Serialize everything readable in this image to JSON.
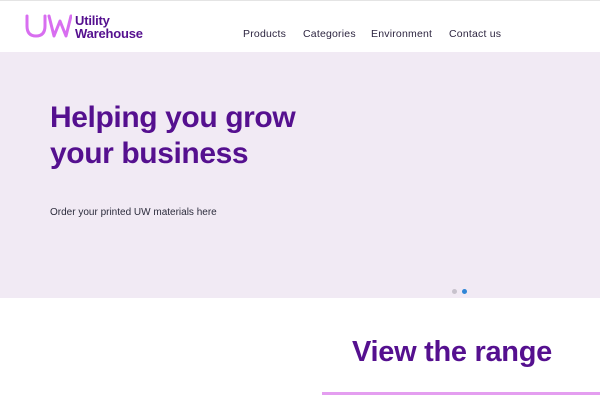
{
  "brand": {
    "line1": "Utility",
    "line2": "Warehouse",
    "logo_icon": "uw-logo-icon",
    "color": "#55108f"
  },
  "nav": {
    "items": [
      {
        "label": "Products"
      },
      {
        "label": "Categories"
      },
      {
        "label": "Environment"
      },
      {
        "label": "Contact us"
      }
    ]
  },
  "hero": {
    "title_line1": "Helping you grow",
    "title_line2": "your business",
    "subtitle": "Order your printed UW materials here",
    "background": "#f1eaf4",
    "carousel": {
      "slides": 2,
      "active_slide": 2,
      "active_color": "#2f86d6"
    }
  },
  "range": {
    "title": "View the range",
    "accent": "#e49ef0"
  }
}
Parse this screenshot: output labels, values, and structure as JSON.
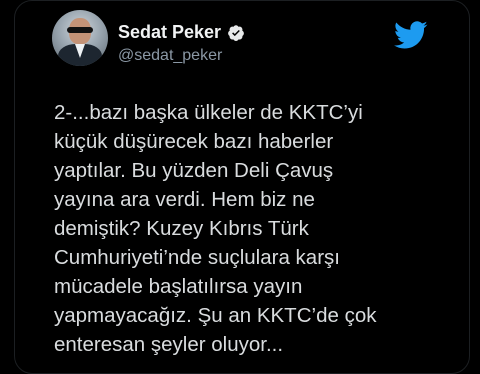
{
  "author": {
    "display_name": "Sedat Peker",
    "handle": "@sedat_peker",
    "verified": true
  },
  "icons": {
    "verified": "verified-badge-icon",
    "brand": "twitter-bird-icon"
  },
  "tweet": {
    "lines": [
      "2-...bazı başka ülkeler de KKTC’yi",
      "küçük düşürecek bazı haberler",
      "yaptılar. Bu yüzden Deli Çavuş",
      "yayına ara verdi. Hem biz ne",
      "demiştik? Kuzey Kıbrıs Türk",
      "Cumhuriyeti’nde suçlulara karşı",
      "mücadele başlatılırsa yayın",
      "yapmayacağız. Şu an KKTC’de çok",
      "enteresan şeyler oluyor..."
    ]
  },
  "colors": {
    "background": "#000000",
    "text": "#d9dcde",
    "handle": "#8b98a5",
    "twitter_blue": "#1d9bf0"
  }
}
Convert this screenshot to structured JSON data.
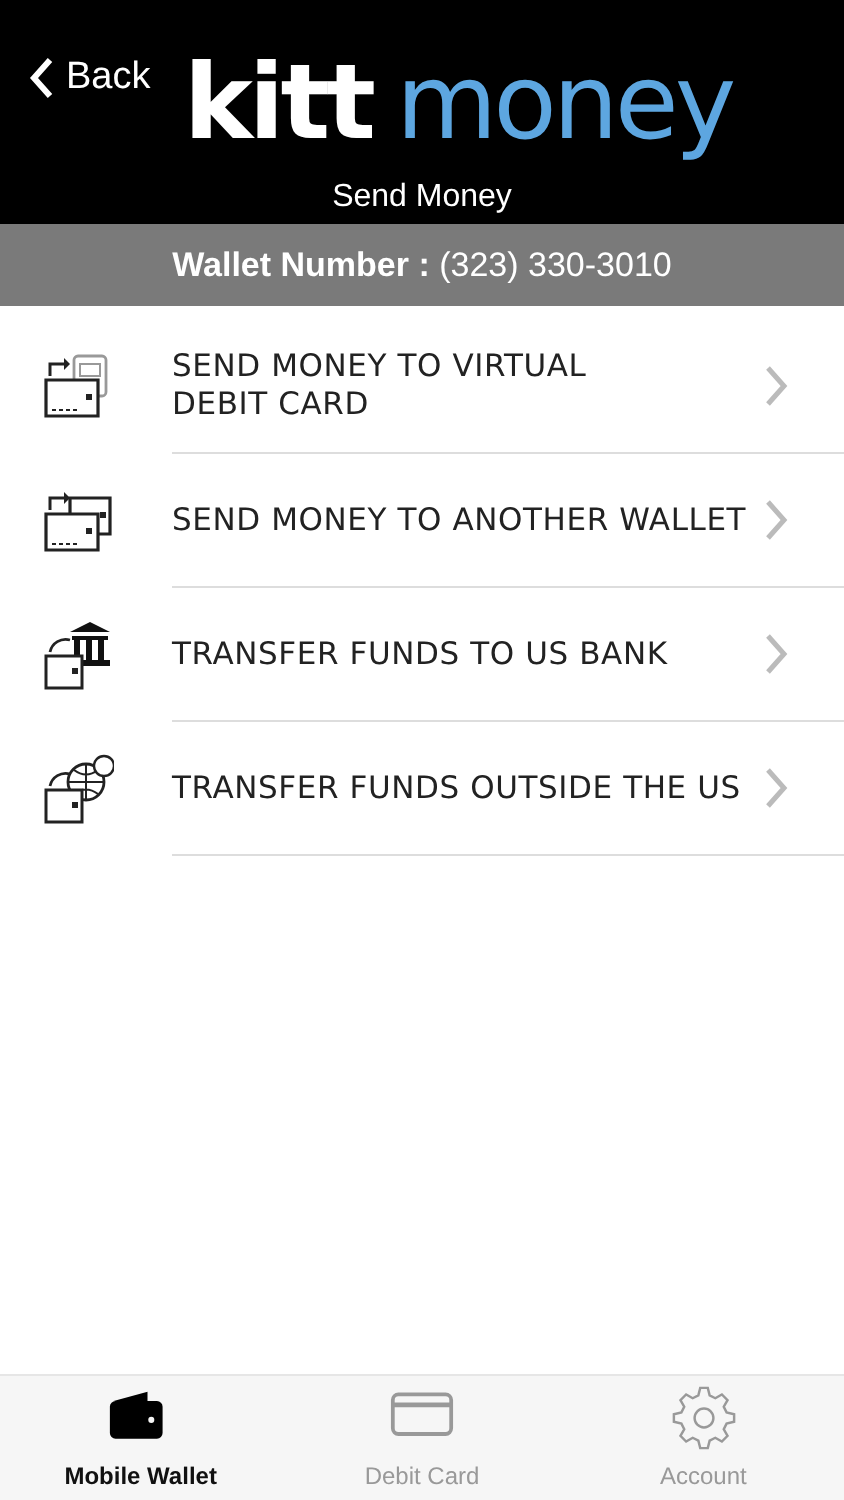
{
  "header": {
    "back": "Back",
    "logo": {
      "first": "kitt",
      "second": "money"
    },
    "title": "Send Money"
  },
  "wallet_bar": "**Wallet Number :** (323) 330-3010",
  "options": [
    {
      "kind": "virtual-card",
      "label": "SEND MONEY TO VIRTUAL\nDEBIT CARD"
    },
    {
      "kind": "wallet",
      "label": "SEND MONEY TO ANOTHER WALLET"
    },
    {
      "kind": "bank",
      "label": "TRANSFER FUNDS TO US BANK"
    },
    {
      "kind": "globe",
      "label": "TRANSFER FUNDS OUTSIDE THE US"
    }
  ],
  "tabs": [
    {
      "kind": "wallet",
      "label": "Mobile Wallet",
      "selected": true
    },
    {
      "kind": "card",
      "label": "Debit Card",
      "selected": false
    },
    {
      "kind": "gear",
      "label": "Account",
      "selected": false
    }
  ]
}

Brief: Check each line above for the string "this" and show the ones that have it.

Written reply:
Serialize everything readable in this image to JSON.
Parse this screenshot: output labels, values, and structure as JSON.
Convert this screenshot to structured JSON data.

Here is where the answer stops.